## DIRECTIONS:
Report only how many lines of the entries below contain the string "Astigmatism".

>> Start RECORD EXCERPTS

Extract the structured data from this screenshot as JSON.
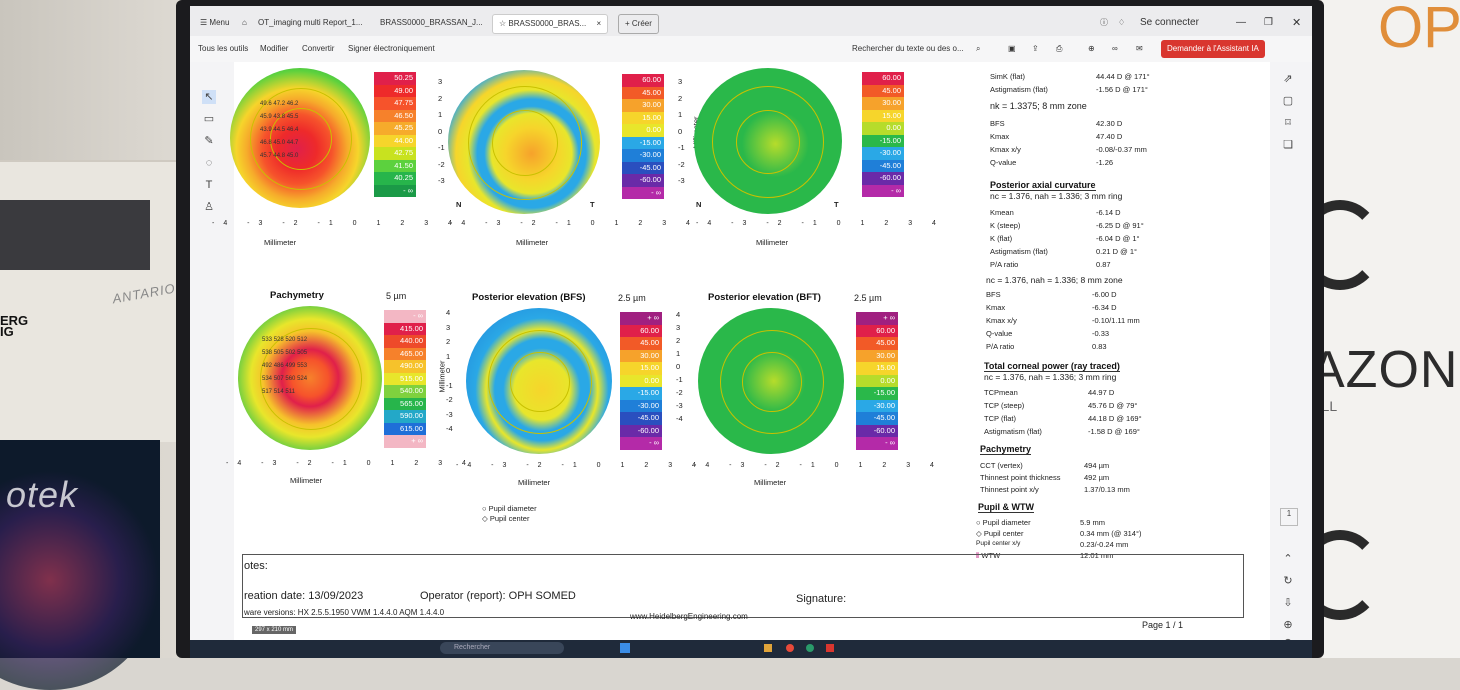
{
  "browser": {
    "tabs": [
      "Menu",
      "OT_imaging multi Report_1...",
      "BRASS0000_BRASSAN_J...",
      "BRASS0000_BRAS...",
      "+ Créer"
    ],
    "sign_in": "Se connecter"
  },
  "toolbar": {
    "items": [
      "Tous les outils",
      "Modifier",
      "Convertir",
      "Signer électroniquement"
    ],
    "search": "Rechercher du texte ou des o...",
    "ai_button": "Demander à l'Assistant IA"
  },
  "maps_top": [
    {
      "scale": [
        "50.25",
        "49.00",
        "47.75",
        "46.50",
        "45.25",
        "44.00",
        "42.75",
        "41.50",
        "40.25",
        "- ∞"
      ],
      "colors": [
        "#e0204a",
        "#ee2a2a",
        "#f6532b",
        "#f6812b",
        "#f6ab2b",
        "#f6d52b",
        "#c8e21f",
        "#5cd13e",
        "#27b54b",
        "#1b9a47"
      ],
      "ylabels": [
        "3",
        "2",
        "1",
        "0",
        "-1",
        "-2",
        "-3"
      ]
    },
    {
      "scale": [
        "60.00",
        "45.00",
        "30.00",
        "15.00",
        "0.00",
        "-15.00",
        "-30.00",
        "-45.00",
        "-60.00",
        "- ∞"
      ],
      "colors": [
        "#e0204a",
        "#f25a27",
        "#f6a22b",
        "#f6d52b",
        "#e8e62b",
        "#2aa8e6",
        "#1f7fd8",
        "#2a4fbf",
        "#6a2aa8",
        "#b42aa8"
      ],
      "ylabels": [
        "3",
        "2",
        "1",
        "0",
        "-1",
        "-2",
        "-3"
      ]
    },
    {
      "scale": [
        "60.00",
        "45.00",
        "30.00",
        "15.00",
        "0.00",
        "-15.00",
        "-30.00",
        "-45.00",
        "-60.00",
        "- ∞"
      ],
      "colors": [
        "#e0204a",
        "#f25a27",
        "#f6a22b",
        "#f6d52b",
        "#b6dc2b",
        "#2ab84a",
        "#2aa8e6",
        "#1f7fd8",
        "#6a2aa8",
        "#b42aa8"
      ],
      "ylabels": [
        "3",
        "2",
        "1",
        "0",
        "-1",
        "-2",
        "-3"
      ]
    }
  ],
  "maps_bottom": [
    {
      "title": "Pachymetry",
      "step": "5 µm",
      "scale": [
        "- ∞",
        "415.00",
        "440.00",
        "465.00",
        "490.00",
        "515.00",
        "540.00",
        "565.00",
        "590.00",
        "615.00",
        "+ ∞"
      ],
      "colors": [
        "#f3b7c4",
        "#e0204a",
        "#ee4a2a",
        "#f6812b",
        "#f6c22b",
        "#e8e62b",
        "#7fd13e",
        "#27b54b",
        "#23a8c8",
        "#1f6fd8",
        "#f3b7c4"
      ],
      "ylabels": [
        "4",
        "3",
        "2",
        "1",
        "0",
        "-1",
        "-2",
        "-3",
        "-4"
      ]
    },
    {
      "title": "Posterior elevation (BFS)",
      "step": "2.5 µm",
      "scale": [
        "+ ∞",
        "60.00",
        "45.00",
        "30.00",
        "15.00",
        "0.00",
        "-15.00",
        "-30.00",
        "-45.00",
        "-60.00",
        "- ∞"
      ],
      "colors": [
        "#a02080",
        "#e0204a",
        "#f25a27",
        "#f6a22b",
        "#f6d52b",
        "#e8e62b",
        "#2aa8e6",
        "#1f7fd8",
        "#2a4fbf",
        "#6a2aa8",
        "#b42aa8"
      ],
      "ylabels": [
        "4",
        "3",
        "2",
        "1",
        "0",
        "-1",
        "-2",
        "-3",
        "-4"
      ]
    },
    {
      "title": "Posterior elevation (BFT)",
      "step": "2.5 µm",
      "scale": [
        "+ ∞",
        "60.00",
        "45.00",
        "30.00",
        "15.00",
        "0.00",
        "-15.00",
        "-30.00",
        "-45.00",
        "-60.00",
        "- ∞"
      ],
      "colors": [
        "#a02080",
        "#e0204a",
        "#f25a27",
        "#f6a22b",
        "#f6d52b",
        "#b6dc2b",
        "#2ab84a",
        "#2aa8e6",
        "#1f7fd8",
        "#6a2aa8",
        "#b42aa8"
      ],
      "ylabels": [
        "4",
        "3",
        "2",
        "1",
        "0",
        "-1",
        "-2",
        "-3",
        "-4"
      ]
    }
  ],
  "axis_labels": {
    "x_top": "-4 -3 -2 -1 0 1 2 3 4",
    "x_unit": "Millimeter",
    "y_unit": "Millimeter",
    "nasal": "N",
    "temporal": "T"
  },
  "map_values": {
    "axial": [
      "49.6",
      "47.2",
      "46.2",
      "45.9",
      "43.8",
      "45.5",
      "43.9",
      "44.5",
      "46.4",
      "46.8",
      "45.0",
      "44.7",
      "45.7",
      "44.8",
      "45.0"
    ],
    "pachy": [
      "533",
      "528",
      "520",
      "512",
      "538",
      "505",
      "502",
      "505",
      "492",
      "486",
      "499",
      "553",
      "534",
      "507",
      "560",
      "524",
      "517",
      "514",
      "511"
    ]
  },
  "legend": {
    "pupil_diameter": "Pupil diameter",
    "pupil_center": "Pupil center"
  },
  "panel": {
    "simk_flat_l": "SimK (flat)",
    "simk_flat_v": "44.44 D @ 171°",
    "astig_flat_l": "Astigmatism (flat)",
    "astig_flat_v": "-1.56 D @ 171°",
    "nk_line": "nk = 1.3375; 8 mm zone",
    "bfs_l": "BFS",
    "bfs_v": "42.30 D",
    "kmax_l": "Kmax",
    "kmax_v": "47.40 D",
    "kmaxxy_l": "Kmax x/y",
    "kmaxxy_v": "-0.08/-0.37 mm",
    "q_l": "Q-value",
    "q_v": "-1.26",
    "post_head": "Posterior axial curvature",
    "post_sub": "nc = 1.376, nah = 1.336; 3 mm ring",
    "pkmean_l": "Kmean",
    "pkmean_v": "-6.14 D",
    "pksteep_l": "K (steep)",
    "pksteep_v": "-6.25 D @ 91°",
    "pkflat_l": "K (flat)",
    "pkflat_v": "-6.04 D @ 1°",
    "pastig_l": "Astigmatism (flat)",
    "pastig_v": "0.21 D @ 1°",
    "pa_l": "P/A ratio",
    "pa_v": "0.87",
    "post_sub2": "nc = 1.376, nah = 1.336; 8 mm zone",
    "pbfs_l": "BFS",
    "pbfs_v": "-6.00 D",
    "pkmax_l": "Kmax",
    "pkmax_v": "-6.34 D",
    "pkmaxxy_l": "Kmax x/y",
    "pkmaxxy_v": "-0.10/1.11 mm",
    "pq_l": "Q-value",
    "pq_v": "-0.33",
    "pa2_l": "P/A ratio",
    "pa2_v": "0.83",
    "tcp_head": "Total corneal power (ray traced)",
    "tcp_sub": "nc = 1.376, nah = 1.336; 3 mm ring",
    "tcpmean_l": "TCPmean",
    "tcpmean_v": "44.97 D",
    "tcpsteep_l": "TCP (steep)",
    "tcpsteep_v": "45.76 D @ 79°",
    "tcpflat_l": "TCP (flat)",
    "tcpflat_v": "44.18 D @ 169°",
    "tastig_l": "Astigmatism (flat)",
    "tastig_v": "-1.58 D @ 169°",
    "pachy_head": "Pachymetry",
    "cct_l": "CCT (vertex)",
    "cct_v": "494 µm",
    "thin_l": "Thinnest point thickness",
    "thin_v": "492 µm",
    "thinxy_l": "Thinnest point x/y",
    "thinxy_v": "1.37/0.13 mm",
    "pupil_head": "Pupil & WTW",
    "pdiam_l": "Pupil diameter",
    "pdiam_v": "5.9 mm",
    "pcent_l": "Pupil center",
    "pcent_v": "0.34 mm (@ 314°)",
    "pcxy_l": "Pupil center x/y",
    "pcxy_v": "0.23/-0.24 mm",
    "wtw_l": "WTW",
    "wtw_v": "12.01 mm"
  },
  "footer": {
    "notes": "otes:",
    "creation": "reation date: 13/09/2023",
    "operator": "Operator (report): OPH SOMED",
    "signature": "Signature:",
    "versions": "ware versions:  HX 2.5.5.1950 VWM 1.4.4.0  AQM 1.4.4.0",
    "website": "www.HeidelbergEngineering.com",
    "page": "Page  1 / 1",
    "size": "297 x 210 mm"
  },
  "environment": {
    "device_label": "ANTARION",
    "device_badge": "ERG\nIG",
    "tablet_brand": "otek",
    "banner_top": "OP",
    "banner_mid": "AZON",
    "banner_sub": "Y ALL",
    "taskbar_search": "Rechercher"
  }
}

>> End RECORD EXCERPTS

## EXERCISE ANSWER:
3